(Records excerpted from a collection)
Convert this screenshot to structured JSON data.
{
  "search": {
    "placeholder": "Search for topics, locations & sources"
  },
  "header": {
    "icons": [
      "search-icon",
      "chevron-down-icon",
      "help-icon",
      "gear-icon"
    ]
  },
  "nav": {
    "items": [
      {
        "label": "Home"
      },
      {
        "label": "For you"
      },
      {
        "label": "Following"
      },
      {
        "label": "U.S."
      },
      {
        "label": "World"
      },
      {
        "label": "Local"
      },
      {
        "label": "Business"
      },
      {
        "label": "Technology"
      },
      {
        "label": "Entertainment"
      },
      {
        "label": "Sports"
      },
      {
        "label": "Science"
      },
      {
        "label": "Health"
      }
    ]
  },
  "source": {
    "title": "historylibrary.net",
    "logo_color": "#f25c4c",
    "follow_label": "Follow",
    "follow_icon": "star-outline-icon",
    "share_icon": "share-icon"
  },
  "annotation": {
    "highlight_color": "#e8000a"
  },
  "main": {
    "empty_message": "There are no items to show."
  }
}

...

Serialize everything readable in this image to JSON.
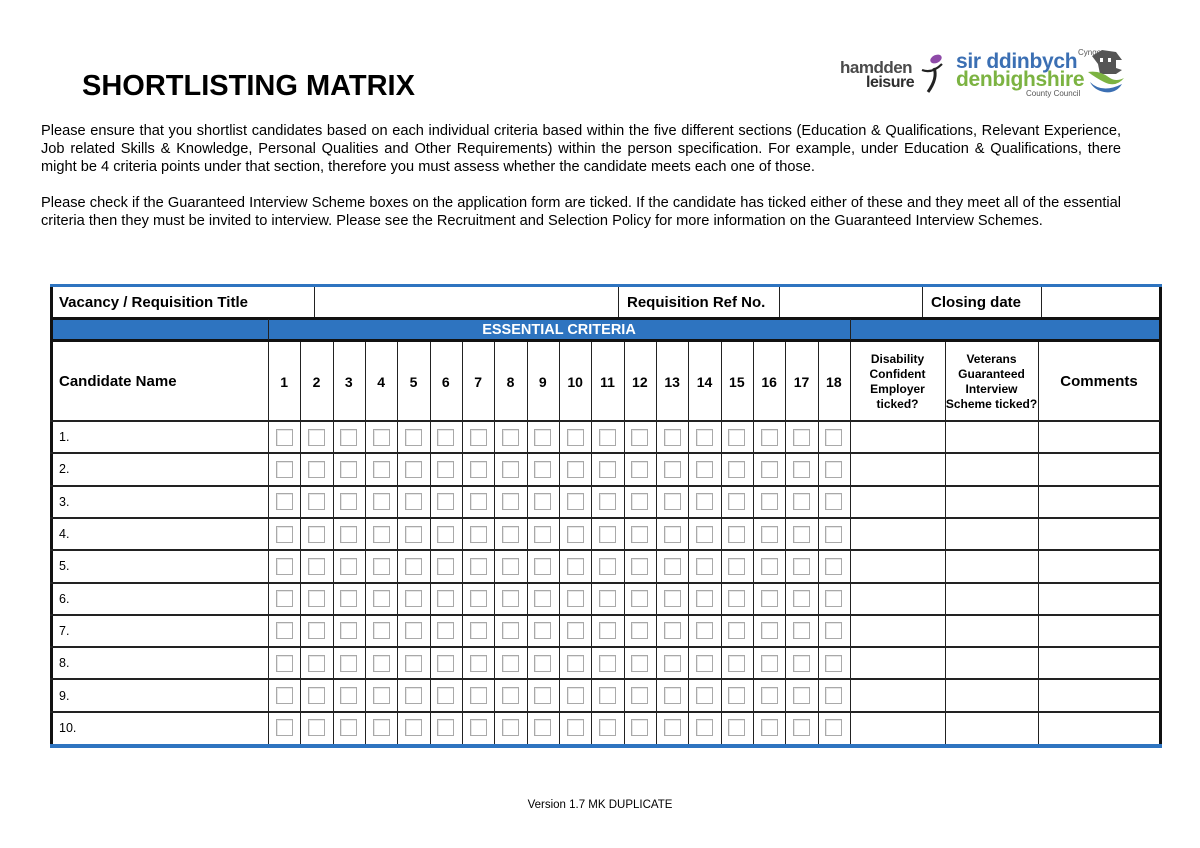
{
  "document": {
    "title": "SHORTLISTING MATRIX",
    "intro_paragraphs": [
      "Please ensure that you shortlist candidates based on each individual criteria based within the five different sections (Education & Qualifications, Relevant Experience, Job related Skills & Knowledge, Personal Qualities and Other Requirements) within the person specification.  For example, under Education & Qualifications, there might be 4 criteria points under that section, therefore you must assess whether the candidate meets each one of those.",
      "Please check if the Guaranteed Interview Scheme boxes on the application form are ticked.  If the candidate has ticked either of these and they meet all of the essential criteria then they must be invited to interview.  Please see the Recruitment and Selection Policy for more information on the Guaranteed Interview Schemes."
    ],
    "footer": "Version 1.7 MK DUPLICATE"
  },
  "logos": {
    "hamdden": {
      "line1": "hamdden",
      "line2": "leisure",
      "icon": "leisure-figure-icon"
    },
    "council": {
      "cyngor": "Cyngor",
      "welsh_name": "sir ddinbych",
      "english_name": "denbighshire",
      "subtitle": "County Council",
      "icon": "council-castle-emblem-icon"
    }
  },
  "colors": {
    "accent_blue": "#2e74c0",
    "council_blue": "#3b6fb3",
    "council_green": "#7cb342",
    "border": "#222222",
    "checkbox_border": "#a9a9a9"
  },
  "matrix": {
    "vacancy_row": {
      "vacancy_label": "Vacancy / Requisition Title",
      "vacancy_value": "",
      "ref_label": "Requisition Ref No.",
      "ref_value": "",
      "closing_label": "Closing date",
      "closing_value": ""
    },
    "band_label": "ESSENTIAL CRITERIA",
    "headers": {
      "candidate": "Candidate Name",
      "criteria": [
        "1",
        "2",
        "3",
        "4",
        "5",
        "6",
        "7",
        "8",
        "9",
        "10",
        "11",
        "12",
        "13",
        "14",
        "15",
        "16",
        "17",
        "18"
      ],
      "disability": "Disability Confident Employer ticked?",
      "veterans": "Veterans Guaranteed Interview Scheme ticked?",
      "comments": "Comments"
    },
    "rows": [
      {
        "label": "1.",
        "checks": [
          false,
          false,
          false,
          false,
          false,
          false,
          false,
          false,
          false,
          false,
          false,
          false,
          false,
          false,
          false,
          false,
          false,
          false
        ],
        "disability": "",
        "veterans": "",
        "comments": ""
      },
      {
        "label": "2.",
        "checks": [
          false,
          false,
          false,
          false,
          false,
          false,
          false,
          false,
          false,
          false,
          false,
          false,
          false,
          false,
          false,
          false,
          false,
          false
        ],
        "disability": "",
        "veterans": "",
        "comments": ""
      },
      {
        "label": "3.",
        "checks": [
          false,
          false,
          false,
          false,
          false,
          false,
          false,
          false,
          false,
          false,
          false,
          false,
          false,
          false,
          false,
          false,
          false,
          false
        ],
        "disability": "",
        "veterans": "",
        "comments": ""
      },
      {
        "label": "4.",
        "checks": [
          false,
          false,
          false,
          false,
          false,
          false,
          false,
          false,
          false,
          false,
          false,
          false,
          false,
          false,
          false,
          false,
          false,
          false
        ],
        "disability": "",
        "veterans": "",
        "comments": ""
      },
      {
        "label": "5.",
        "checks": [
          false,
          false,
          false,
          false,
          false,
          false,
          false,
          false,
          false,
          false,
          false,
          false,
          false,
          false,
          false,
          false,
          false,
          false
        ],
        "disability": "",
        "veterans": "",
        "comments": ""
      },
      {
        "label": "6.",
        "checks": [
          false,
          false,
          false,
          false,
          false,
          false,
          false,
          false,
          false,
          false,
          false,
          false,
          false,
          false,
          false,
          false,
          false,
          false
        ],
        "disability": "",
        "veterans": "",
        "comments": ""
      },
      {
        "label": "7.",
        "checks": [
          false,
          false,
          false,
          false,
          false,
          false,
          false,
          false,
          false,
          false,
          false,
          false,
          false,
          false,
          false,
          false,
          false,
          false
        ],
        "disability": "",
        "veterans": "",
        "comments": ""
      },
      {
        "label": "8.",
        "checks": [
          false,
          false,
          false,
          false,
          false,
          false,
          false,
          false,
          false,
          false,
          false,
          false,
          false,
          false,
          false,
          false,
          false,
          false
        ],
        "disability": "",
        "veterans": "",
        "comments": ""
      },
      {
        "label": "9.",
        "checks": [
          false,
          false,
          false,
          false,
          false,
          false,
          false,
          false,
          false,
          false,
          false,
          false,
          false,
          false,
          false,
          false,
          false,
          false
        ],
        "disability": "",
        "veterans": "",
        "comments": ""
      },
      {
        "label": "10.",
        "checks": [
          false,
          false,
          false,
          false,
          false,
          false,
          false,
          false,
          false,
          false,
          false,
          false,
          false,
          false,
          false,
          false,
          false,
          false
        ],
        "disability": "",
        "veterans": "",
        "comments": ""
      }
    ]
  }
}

- [EXERCISE BRIEF] Gather and return every line that holds the string "Scheme".

- [REPLY TO THE EXERCISE]
      "Please check if the Guaranteed Interview Scheme boxes on the application form are ticked.  If the candidate has ticked either of these and they meet all of the essential criteria then they must be invited to interview.  Please see the Recruitment and Selection Policy for more information on the Guaranteed Interview Schemes."
      "veterans": "Veterans Guaranteed Interview Scheme ticked?",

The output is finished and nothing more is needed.